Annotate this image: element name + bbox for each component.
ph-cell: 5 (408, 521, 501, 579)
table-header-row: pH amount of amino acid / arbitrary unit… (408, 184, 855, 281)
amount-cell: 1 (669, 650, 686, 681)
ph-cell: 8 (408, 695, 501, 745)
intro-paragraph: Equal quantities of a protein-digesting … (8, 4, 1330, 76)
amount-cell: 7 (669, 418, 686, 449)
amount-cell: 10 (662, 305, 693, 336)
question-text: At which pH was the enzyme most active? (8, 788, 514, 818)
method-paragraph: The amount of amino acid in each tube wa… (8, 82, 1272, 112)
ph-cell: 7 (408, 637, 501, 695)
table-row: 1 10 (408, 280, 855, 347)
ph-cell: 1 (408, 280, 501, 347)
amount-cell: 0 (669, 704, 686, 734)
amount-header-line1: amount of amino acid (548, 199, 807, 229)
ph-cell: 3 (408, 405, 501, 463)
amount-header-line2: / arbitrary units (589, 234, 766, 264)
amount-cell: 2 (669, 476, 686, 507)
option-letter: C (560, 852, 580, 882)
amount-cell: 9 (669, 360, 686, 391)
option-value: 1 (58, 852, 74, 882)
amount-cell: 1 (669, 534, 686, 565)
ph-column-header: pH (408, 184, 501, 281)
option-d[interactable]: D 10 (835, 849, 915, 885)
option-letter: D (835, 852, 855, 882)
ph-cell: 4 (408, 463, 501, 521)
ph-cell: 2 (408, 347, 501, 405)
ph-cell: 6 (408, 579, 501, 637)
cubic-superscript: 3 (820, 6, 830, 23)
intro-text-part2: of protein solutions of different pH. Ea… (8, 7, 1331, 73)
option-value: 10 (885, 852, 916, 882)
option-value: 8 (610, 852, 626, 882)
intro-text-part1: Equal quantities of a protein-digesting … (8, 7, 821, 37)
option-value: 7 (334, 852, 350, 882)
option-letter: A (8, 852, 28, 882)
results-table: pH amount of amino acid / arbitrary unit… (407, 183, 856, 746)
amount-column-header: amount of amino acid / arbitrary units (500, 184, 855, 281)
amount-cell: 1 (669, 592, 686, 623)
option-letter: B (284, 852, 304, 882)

# # # #

Your task:
Write an exact transcription of every entry above.

Task answer:
Annotate this image: element name + bbox for each component.
ph-cell: 5 (408, 521, 501, 579)
table-header-row: pH amount of amino acid / arbitrary unit… (408, 184, 855, 281)
amount-cell: 1 (669, 650, 686, 681)
ph-cell: 8 (408, 695, 501, 745)
intro-paragraph: Equal quantities of a protein-digesting … (8, 4, 1330, 76)
amount-cell: 7 (669, 418, 686, 449)
amount-cell: 10 (662, 305, 693, 336)
question-text: At which pH was the enzyme most active? (8, 788, 514, 818)
method-paragraph: The amount of amino acid in each tube wa… (8, 82, 1272, 112)
ph-cell: 7 (408, 637, 501, 695)
table-row: 1 10 (408, 280, 855, 347)
ph-cell: 1 (408, 280, 501, 347)
amount-cell: 0 (669, 704, 686, 734)
amount-header-line1: amount of amino acid (548, 199, 807, 229)
ph-cell: 3 (408, 405, 501, 463)
amount-header-line2: / arbitrary units (589, 234, 766, 264)
amount-cell: 2 (669, 476, 686, 507)
option-letter: C (560, 852, 580, 882)
amount-cell: 9 (669, 360, 686, 391)
option-value: 1 (58, 852, 74, 882)
amount-cell: 1 (669, 534, 686, 565)
ph-column-header: pH (408, 184, 501, 281)
option-d[interactable]: D 10 (835, 849, 915, 885)
option-letter: D (835, 852, 855, 882)
ph-cell: 4 (408, 463, 501, 521)
ph-cell: 2 (408, 347, 501, 405)
ph-cell: 6 (408, 579, 501, 637)
cubic-superscript: 3 (820, 6, 830, 23)
intro-text-part2: of protein solutions of different pH. Ea… (8, 7, 1331, 73)
option-value: 10 (885, 852, 916, 882)
option-value: 8 (610, 852, 626, 882)
intro-text-part1: Equal quantities of a protein-digesting … (8, 7, 821, 37)
option-value: 7 (334, 852, 350, 882)
option-letter: A (8, 852, 28, 882)
results-table: pH amount of amino acid / arbitrary unit… (407, 183, 856, 746)
amount-column-header: amount of amino acid / arbitrary units (500, 184, 855, 281)
amount-cell: 1 (669, 592, 686, 623)
option-letter: B (284, 852, 304, 882)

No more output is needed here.